§ DATA FOR THIS EXERCISE:
# # # #
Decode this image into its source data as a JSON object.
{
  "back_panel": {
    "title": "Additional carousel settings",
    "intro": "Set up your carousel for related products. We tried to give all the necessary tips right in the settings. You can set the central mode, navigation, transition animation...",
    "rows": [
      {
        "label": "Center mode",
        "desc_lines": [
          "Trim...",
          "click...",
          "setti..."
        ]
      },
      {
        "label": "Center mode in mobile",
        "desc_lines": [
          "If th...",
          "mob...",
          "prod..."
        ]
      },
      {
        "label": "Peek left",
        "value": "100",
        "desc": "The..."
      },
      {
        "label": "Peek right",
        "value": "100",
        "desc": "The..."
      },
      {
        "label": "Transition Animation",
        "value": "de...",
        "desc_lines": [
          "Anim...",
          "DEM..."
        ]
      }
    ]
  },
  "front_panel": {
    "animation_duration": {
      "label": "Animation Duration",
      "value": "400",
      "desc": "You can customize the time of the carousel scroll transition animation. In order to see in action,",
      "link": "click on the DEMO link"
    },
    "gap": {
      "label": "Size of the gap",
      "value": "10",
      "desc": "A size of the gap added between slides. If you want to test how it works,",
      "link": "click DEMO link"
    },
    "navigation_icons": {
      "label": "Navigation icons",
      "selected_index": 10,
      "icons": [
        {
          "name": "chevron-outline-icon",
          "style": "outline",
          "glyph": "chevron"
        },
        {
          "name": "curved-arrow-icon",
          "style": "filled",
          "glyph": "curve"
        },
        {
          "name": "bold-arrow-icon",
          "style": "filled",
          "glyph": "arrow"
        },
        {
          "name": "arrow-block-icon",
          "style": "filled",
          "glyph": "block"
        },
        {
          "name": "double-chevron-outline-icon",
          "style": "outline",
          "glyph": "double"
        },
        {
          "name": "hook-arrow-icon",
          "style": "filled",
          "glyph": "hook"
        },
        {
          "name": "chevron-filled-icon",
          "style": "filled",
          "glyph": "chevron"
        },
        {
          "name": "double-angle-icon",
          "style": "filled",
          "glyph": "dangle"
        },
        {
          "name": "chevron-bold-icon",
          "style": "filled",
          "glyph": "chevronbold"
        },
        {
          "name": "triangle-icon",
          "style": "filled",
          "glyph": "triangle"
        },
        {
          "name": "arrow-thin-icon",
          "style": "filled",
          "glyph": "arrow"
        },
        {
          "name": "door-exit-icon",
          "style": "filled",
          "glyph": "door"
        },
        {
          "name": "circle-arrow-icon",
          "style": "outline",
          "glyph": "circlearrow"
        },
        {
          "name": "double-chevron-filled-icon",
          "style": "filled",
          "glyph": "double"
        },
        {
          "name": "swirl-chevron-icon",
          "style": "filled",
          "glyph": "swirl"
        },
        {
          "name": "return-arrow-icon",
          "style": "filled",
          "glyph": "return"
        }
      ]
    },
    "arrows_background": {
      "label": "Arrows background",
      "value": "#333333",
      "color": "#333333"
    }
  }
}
# # # #
§ PROBLEM TO SOLVE:
Reproduce each entry word for word.

§ FINISHED EXERCISE:
Decode this image into its source data as a JSON object.
{
  "back_panel": {
    "title": "Additional carousel settings",
    "intro": "Set up your carousel for related products. We tried to give all the necessary tips right in the settings. You can set the central mode, navigation, transition animation...",
    "rows": [
      {
        "label": "Center mode",
        "desc_lines": [
          "Trim...",
          "click...",
          "setti..."
        ]
      },
      {
        "label": "Center mode in mobile",
        "desc_lines": [
          "If th...",
          "mob...",
          "prod..."
        ]
      },
      {
        "label": "Peek left",
        "value": "100",
        "desc": "The..."
      },
      {
        "label": "Peek right",
        "value": "100",
        "desc": "The..."
      },
      {
        "label": "Transition Animation",
        "value": "de...",
        "desc_lines": [
          "Anim...",
          "DEM..."
        ]
      }
    ]
  },
  "front_panel": {
    "animation_duration": {
      "label": "Animation Duration",
      "value": "400",
      "desc": "You can customize the time of the carousel scroll transition animation. In order to see in action,",
      "link": "click on the DEMO link"
    },
    "gap": {
      "label": "Size of the gap",
      "value": "10",
      "desc": "A size of the gap added between slides. If you want to test how it works,",
      "link": "click DEMO link"
    },
    "navigation_icons": {
      "label": "Navigation icons",
      "selected_index": 10,
      "icons": [
        {
          "name": "chevron-outline-icon",
          "style": "outline",
          "glyph": "chevron"
        },
        {
          "name": "curved-arrow-icon",
          "style": "filled",
          "glyph": "curve"
        },
        {
          "name": "bold-arrow-icon",
          "style": "filled",
          "glyph": "arrow"
        },
        {
          "name": "arrow-block-icon",
          "style": "filled",
          "glyph": "block"
        },
        {
          "name": "double-chevron-outline-icon",
          "style": "outline",
          "glyph": "double"
        },
        {
          "name": "hook-arrow-icon",
          "style": "filled",
          "glyph": "hook"
        },
        {
          "name": "chevron-filled-icon",
          "style": "filled",
          "glyph": "chevron"
        },
        {
          "name": "double-angle-icon",
          "style": "filled",
          "glyph": "dangle"
        },
        {
          "name": "chevron-bold-icon",
          "style": "filled",
          "glyph": "chevronbold"
        },
        {
          "name": "triangle-icon",
          "style": "filled",
          "glyph": "triangle"
        },
        {
          "name": "arrow-thin-icon",
          "style": "filled",
          "glyph": "arrow"
        },
        {
          "name": "door-exit-icon",
          "style": "filled",
          "glyph": "door"
        },
        {
          "name": "circle-arrow-icon",
          "style": "outline",
          "glyph": "circlearrow"
        },
        {
          "name": "double-chevron-filled-icon",
          "style": "filled",
          "glyph": "double"
        },
        {
          "name": "swirl-chevron-icon",
          "style": "filled",
          "glyph": "swirl"
        },
        {
          "name": "return-arrow-icon",
          "style": "filled",
          "glyph": "return"
        }
      ]
    },
    "arrows_background": {
      "label": "Arrows background",
      "value": "#333333",
      "color": "#333333"
    }
  }
}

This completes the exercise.